#### Problem description:
Repeat the lines below, beginning with the line that contains "x-tick-label: 30 [226, 441, 247, 462]" and ending with the line that contains "data-label: 5,87 [575, 214, 612, 235]", both included, and nothing else.

##############################

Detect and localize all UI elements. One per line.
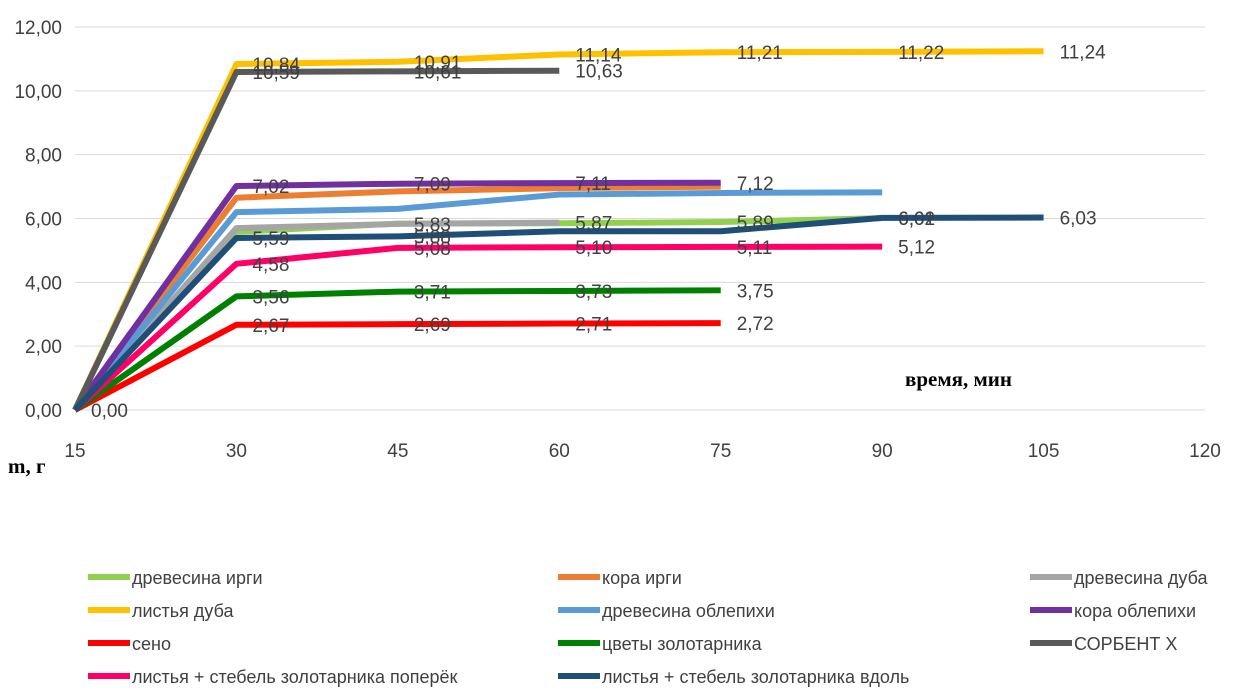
x-tick-label: 30 [226, 441, 247, 462]
data-label: 2,72 [737, 314, 774, 335]
x-tick-label: 120 [1189, 441, 1221, 462]
data-label: 7,11 [575, 174, 611, 195]
data-label: 6,01 [898, 209, 935, 230]
y-tick-label: 6,00 [25, 210, 62, 231]
legend-label: древесина облепихи [602, 601, 775, 621]
data-label: 10,63 [575, 62, 623, 83]
series-line [72, 214, 1044, 413]
data-label: 3,73 [575, 282, 612, 303]
series-line [72, 179, 721, 412]
data-label: 5,59 [252, 229, 289, 250]
legend-label: СОРБЕНТ Х [1074, 634, 1177, 654]
series-line [72, 48, 1044, 412]
series-line [72, 183, 721, 412]
data-label: 5,11 [737, 238, 773, 259]
series-line [72, 243, 883, 413]
data-label: 0,00 [91, 401, 128, 422]
data-label: 2,69 [414, 315, 451, 336]
data-label: 3,75 [737, 281, 774, 302]
series-line [73, 287, 721, 413]
data-label: 7,09 [414, 175, 451, 196]
y-axis-title: m, г [8, 454, 46, 478]
legend-label: древесина дуба [1074, 568, 1209, 588]
data-label: 5,87 [575, 214, 612, 235]
data-label: 5,83 [414, 215, 451, 236]
data-label: 7,02 [252, 177, 289, 198]
x-axis-ticks: 15 30 45 60 75 90 105 120 [64, 441, 1220, 462]
data-label: 3,71 [414, 283, 451, 304]
series-line [72, 67, 560, 412]
data-label: 10,59 [252, 63, 300, 84]
legend-label: сено [132, 634, 171, 654]
legend-label: цветы золотарника [602, 634, 763, 654]
data-label: 2,67 [252, 316, 289, 337]
y-tick-label: 0,00 [25, 401, 62, 422]
x-tick-label: 15 [64, 441, 85, 462]
data-label: 3,56 [252, 287, 289, 308]
series-lines [72, 48, 1044, 413]
series-line [72, 189, 883, 412]
y-tick-label: 10,00 [14, 82, 62, 103]
series-line [73, 320, 721, 413]
data-label: 10,91 [414, 53, 462, 74]
data-label: 6,02 [898, 209, 935, 230]
legend-label: листья + стебель золотарника вдоль [602, 667, 909, 687]
y-tick-label: 4,00 [25, 273, 62, 294]
gridlines [75, 26, 1205, 411]
data-label: 6,03 [1060, 209, 1097, 230]
data-label: 2,71 [575, 315, 612, 336]
data-label: 7,12 [737, 174, 774, 195]
legend-label: листья + стебель золотарника поперёк [132, 667, 458, 687]
data-labels: 5,89 6,01 5,83 5,87 10,84 10,91 11,14 11,21 11,2… [91, 42, 1106, 422]
y-tick-label: 8,00 [25, 146, 62, 167]
x-tick-label: 90 [872, 441, 893, 462]
data-label: 11,21 [737, 43, 783, 64]
data-label: 5,12 [898, 238, 935, 259]
data-label: 11,14 [575, 45, 622, 66]
y-tick-label: 2,00 [25, 337, 62, 358]
y-axis-ticks: 0,00 2,00 4,00 6,00 8,00 10,00 12,00 [14, 18, 62, 422]
legend-label: кора ирги [602, 568, 682, 588]
data-label: 5,08 [414, 239, 451, 260]
data-label: 5,89 [737, 213, 774, 234]
data-label: 4,58 [252, 255, 289, 276]
data-label: 5,88 [414, 227, 451, 248]
data-label: 11,24 [1060, 42, 1107, 63]
x-tick-label: 105 [1028, 441, 1060, 462]
data-label: 10,61 [414, 62, 462, 83]
legend-label: древесина ирги [132, 568, 263, 588]
series-line [72, 219, 560, 412]
legend-label: кора облепихи [1074, 601, 1196, 621]
y-tick-label: 12,00 [14, 18, 62, 39]
legend-label: листья дуба [132, 601, 235, 621]
x-tick-label: 60 [549, 441, 570, 462]
legend: древесина ирги кора ирги древесина дуба лис… [88, 568, 1209, 687]
data-label: 5,10 [575, 238, 612, 259]
x-tick-label: 45 [387, 441, 408, 462]
data-label: 11,22 [898, 43, 944, 64]
x-tick-label: 75 [710, 441, 731, 462]
x-axis-title: время, мин [905, 367, 1012, 391]
data-label: 10,84 [252, 55, 300, 76]
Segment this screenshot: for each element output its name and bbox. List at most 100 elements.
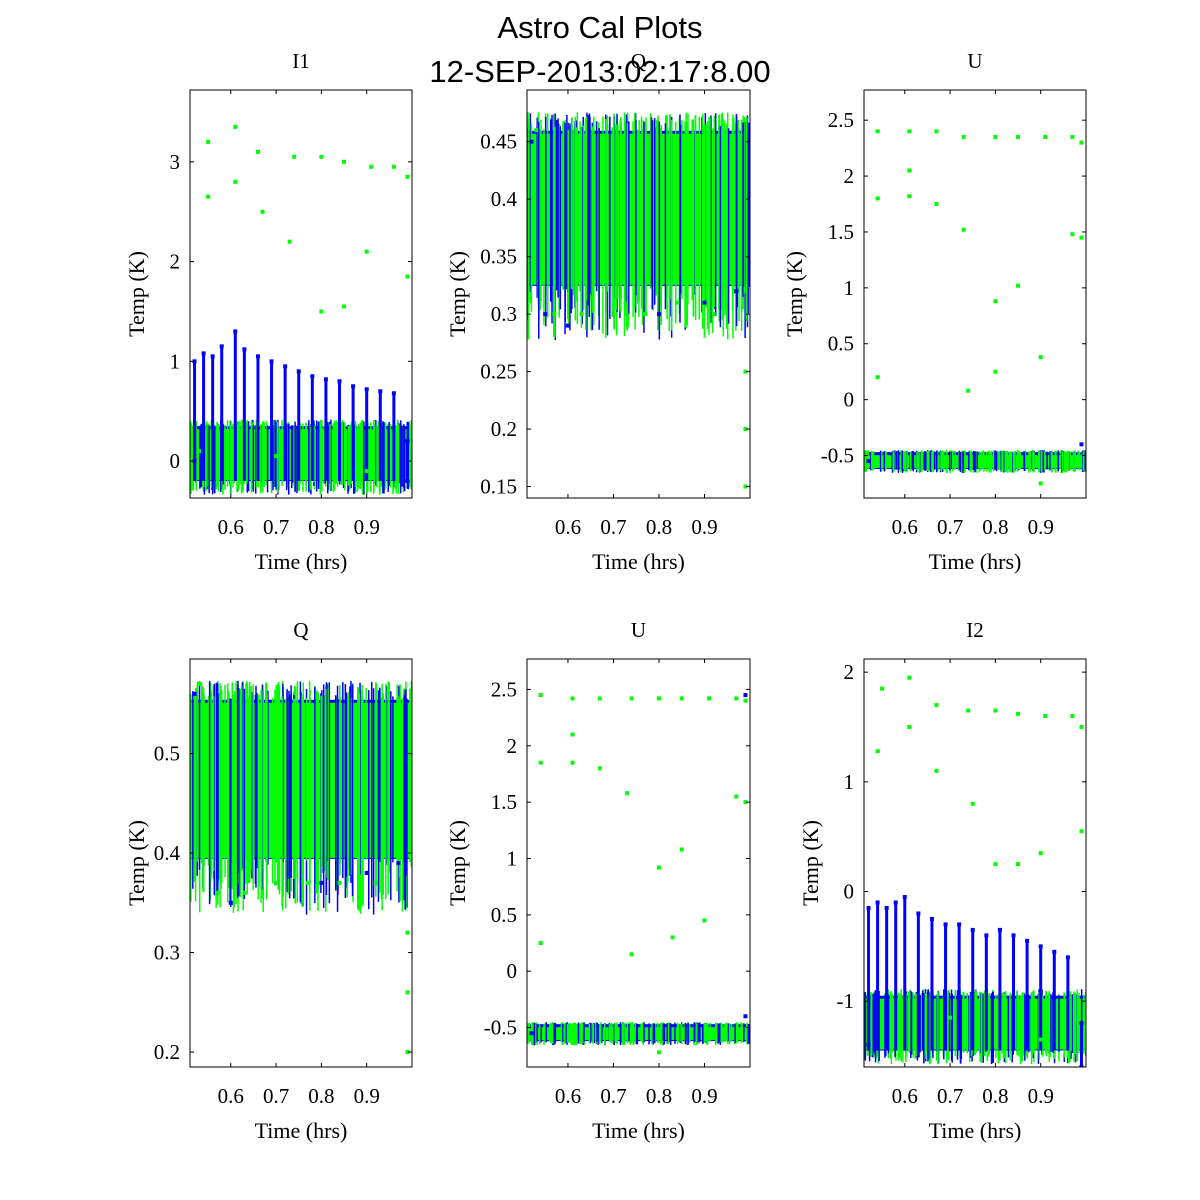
data-point [260, 209, 265, 214]
y-tick-label: 0.2 [491, 417, 517, 441]
data-point [538, 760, 543, 765]
y-tick-label: 0.3 [154, 941, 180, 965]
data-point [1070, 714, 1075, 719]
data-point [565, 323, 570, 328]
y-axis-label: Temp (K) [445, 820, 470, 906]
data-point [993, 134, 998, 139]
x-tick-label: 0.7 [600, 1084, 626, 1108]
data-point [643, 312, 648, 317]
x-tick-label: 0.6 [555, 515, 581, 539]
x-tick-label: 0.8 [982, 515, 1008, 539]
y-tick-label: 2 [844, 164, 855, 188]
x-axis-label: Time (hrs) [592, 1118, 685, 1143]
axes-frame [526, 658, 751, 1068]
data-point [734, 794, 739, 799]
data-point [391, 164, 396, 169]
data-point [907, 725, 912, 729]
data-point [679, 696, 684, 701]
x-tick-label: 0.9 [354, 1084, 380, 1108]
data-point [743, 484, 748, 489]
data-point [287, 239, 292, 244]
y-tick-label: 1 [844, 276, 855, 300]
x-tick-label: 0.8 [308, 515, 334, 539]
data-point [734, 289, 739, 294]
y-tick-label: 0.5 [828, 332, 854, 356]
x-tick-label: 0.9 [691, 1084, 717, 1108]
data-point [961, 227, 966, 232]
data-point [993, 369, 998, 374]
data-point [934, 768, 939, 773]
data-point [337, 880, 342, 885]
figure-subtitle: 12-SEP-2013:02:17:8.00 [429, 54, 771, 89]
data-point [934, 202, 939, 207]
x-tick-label: 0.9 [1028, 515, 1054, 539]
data-point [907, 129, 912, 134]
data-point [373, 880, 378, 885]
data-point [1038, 851, 1043, 856]
data-point [907, 168, 912, 173]
x-tick-label: 0.6 [218, 1084, 244, 1108]
data-point [707, 696, 712, 701]
data-point [743, 698, 748, 703]
data-point [534, 128, 539, 133]
data-point [579, 312, 584, 317]
axes-frame [526, 89, 751, 499]
y-axis-label: Temp (K) [124, 251, 149, 337]
axes-frame [863, 658, 1087, 1068]
data-point [1016, 711, 1021, 716]
data-point [228, 900, 233, 905]
data-point [656, 1050, 661, 1055]
x-tick-label: 0.8 [308, 1084, 334, 1108]
data-point [656, 865, 661, 870]
x-tick-label: 0.7 [937, 1084, 963, 1108]
data-point [529, 1031, 534, 1036]
data-point [743, 369, 748, 374]
subplot-2: 0.6 0.7 0.8 0.9 0.15 0.2 0.25 0.3 0.35 0.4 0.45 Q Ti… [445, 49, 751, 574]
subplot-title: I2 [966, 618, 984, 642]
data-point [1070, 134, 1075, 139]
axes-frame [863, 89, 1087, 499]
y-axis-label: Temp (K) [782, 251, 807, 337]
data-point [993, 708, 998, 713]
figure-title: Astro Cal Plots [497, 10, 703, 45]
data-point [1038, 355, 1043, 360]
data-point [538, 693, 543, 698]
data-point [670, 935, 675, 940]
subplot-title: Q [631, 49, 646, 73]
data-point [319, 154, 324, 159]
y-tick-label: 0 [844, 388, 855, 412]
data-point [875, 749, 880, 754]
data-point [292, 154, 297, 159]
data-point [233, 179, 238, 184]
x-tick-label: 0.7 [937, 515, 963, 539]
data-point [570, 732, 575, 737]
subplot-3: 0.6 0.7 0.8 0.9 -0.5 0 0.5 1 1.5 2 2.5 U Time (hrs) T… [782, 49, 1087, 574]
data-point [342, 304, 347, 309]
data-point [274, 880, 279, 885]
y-axis-label: Temp (K) [124, 820, 149, 906]
data-point [875, 196, 880, 201]
data-point [993, 862, 998, 867]
data-point [552, 312, 557, 317]
x-tick-label: 0.7 [600, 515, 626, 539]
x-tick-label: 0.9 [354, 515, 380, 539]
x-tick-label: 0.6 [555, 1084, 581, 1108]
dense-scatter-region [190, 680, 412, 915]
data-point [597, 766, 602, 771]
x-axis-label: Time (hrs) [929, 1118, 1022, 1143]
data-point [948, 1015, 953, 1020]
y-tick-label: 0.35 [480, 245, 517, 269]
data-point [656, 312, 661, 317]
data-point [1043, 714, 1048, 719]
y-tick-label: 2 [844, 660, 855, 684]
y-tick-label: 1.5 [828, 220, 854, 244]
data-point [215, 890, 220, 895]
y-tick-label: 0.25 [480, 360, 517, 384]
data-point [1079, 829, 1084, 834]
data-point [1079, 235, 1084, 240]
y-tick-label: -0.5 [484, 1016, 517, 1040]
data-point [656, 696, 661, 701]
data-point [866, 459, 871, 464]
y-tick-label: 1 [844, 770, 855, 794]
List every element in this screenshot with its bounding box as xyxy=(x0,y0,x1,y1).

##############################

#### Written solution:
x-tick-label: 30 [226, 441, 247, 462]
data-label: 2,72 [737, 314, 774, 335]
x-tick-label: 120 [1189, 441, 1221, 462]
data-label: 7,11 [575, 174, 611, 195]
data-label: 6,01 [898, 209, 935, 230]
y-tick-label: 6,00 [25, 210, 62, 231]
legend-label: древесина облепихи [602, 601, 775, 621]
data-label: 10,63 [575, 62, 623, 83]
series-line [72, 214, 1044, 413]
data-label: 3,73 [575, 282, 612, 303]
series-line [72, 179, 721, 412]
data-label: 5,59 [252, 229, 289, 250]
legend-label: СОРБЕНТ Х [1074, 634, 1177, 654]
series-line [72, 48, 1044, 412]
series-line [72, 183, 721, 412]
data-label: 5,11 [737, 238, 773, 259]
series-line [72, 243, 883, 413]
data-label: 0,00 [91, 401, 128, 422]
data-label: 2,69 [414, 315, 451, 336]
data-label: 3,75 [737, 281, 774, 302]
series-line [73, 287, 721, 413]
data-label: 7,09 [414, 175, 451, 196]
y-axis-title: m, г [8, 454, 46, 478]
legend-label: древесина дуба [1074, 568, 1209, 588]
data-label: 5,87 [575, 214, 612, 235]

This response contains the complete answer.